> **Instructions to follow**: Find the lines of data that contain the string "this", then list them.

Figure contents as structured data
________________

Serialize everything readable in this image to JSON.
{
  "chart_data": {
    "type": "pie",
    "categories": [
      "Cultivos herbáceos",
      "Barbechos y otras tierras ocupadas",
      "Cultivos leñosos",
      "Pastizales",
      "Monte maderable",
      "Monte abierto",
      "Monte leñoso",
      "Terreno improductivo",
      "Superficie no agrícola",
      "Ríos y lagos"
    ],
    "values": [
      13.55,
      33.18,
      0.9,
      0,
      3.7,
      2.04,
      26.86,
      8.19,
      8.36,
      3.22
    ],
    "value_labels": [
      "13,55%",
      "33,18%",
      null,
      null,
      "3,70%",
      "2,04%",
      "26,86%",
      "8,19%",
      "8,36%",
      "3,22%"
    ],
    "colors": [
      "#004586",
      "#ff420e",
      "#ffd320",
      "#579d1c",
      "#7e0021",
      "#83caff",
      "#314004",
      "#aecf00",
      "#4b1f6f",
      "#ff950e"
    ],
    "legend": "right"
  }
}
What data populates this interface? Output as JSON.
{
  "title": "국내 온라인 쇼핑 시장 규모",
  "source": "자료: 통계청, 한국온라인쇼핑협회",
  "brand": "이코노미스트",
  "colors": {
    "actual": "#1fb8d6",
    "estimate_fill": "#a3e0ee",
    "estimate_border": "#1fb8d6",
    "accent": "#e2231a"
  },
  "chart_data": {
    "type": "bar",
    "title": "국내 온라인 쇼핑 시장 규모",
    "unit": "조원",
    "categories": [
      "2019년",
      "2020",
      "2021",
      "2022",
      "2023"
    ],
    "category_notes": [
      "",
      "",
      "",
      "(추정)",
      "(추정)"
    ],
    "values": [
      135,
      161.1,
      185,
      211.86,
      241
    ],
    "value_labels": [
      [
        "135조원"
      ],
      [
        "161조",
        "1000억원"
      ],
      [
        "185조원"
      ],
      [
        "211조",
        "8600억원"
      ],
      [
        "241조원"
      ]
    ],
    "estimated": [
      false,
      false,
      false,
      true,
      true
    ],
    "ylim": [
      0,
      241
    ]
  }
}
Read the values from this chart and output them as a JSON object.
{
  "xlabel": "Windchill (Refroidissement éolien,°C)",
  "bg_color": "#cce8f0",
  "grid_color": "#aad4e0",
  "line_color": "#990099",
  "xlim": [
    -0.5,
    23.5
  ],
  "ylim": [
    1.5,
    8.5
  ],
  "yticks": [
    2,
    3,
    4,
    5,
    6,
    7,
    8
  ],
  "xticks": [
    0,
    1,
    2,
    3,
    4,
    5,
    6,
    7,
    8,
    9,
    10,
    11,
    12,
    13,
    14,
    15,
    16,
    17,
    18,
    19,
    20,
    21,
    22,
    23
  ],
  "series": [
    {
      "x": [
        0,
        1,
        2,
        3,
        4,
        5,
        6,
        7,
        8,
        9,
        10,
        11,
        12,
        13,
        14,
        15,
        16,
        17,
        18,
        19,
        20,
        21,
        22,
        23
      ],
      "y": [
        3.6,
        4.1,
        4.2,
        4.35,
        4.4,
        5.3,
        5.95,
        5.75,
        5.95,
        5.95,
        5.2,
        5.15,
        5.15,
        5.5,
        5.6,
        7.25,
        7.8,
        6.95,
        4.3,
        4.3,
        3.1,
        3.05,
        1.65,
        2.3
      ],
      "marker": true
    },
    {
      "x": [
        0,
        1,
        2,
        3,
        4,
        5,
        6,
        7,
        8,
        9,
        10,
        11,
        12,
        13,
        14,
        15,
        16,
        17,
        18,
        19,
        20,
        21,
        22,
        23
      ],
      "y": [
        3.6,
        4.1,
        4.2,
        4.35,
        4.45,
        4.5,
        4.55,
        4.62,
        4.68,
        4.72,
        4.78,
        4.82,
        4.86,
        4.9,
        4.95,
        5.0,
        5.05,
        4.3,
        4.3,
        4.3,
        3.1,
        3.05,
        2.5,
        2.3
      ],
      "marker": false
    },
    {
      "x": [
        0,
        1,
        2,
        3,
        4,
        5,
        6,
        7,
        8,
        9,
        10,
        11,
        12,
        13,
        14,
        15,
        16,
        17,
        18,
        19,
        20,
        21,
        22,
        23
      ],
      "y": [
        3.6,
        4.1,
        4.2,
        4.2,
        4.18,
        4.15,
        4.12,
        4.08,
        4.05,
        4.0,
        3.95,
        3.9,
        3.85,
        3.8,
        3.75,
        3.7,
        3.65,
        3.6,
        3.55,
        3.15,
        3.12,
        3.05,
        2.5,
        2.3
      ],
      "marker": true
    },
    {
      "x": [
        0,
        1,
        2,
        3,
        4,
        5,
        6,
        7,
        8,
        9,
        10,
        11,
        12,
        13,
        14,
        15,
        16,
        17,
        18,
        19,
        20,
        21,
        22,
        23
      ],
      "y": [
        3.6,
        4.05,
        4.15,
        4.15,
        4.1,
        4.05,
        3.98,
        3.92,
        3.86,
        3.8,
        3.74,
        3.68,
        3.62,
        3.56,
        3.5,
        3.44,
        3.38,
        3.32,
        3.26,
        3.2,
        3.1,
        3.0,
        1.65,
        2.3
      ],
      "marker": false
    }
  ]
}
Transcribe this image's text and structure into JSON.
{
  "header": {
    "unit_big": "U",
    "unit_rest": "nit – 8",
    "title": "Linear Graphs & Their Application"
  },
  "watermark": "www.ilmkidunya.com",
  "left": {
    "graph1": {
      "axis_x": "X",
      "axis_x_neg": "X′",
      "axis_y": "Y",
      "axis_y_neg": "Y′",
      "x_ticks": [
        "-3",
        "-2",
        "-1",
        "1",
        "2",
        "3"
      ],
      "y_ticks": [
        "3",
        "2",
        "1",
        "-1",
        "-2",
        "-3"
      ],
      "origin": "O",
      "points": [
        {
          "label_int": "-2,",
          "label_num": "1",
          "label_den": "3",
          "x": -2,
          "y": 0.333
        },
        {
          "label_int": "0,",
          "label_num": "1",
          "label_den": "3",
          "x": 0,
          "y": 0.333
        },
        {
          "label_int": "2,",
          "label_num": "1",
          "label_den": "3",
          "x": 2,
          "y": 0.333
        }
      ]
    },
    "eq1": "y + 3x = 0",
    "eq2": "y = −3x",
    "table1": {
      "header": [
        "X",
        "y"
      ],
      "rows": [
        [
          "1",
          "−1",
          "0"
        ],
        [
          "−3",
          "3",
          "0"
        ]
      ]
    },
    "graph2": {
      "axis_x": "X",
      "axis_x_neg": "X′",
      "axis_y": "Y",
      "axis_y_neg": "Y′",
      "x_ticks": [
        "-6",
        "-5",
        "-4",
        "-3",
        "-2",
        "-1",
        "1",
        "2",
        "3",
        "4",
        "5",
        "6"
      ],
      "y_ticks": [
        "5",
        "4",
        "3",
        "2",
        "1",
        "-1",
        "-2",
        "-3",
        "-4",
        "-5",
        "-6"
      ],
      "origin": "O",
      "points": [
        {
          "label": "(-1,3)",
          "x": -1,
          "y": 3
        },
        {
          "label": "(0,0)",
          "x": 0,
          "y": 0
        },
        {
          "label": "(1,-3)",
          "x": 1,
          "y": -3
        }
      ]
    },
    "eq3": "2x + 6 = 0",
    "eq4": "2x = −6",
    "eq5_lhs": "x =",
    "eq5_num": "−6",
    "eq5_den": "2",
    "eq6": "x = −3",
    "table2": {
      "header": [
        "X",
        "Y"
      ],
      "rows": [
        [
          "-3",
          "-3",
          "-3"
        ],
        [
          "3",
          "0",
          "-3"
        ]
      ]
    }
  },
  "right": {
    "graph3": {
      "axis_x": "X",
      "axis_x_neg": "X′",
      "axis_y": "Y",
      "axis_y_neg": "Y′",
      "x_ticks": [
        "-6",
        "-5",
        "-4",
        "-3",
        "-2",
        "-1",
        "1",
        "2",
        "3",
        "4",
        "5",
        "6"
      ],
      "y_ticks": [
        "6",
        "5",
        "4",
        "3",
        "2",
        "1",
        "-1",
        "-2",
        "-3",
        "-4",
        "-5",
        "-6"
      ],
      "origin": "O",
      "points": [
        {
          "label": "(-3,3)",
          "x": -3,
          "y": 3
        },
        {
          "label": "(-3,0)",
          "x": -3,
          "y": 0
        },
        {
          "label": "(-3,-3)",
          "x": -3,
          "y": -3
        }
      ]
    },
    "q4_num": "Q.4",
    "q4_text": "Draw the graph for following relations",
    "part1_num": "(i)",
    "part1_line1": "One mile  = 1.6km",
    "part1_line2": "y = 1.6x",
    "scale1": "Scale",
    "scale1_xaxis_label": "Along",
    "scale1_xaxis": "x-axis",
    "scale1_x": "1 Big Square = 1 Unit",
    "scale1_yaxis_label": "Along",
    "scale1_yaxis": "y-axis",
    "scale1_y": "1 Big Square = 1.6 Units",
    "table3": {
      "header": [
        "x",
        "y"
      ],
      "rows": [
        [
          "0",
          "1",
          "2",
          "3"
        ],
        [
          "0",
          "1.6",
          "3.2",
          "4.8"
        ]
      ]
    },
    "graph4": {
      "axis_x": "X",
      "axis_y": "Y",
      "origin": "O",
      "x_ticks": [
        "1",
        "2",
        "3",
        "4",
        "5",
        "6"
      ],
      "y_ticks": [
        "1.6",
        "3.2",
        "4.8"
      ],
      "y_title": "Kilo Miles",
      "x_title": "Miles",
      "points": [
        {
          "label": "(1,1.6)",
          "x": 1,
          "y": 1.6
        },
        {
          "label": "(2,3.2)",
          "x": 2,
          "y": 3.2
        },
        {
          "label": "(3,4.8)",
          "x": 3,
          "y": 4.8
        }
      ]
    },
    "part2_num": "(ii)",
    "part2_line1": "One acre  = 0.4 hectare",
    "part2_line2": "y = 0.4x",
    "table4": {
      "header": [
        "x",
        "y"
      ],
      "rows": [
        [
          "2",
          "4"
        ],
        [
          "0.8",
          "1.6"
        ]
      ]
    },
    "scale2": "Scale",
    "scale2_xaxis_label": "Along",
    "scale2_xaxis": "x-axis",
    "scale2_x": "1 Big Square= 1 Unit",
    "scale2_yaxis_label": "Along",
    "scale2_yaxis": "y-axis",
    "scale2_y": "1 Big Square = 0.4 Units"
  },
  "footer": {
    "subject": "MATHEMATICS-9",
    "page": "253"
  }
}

________________

> **Worked solution**:
Serialize everything readable in this image to JSON.
What data populates this interface? Output as JSON.
Read the values from this chart and output them as a JSON object.
Transcribe this image's text and structure into JSON.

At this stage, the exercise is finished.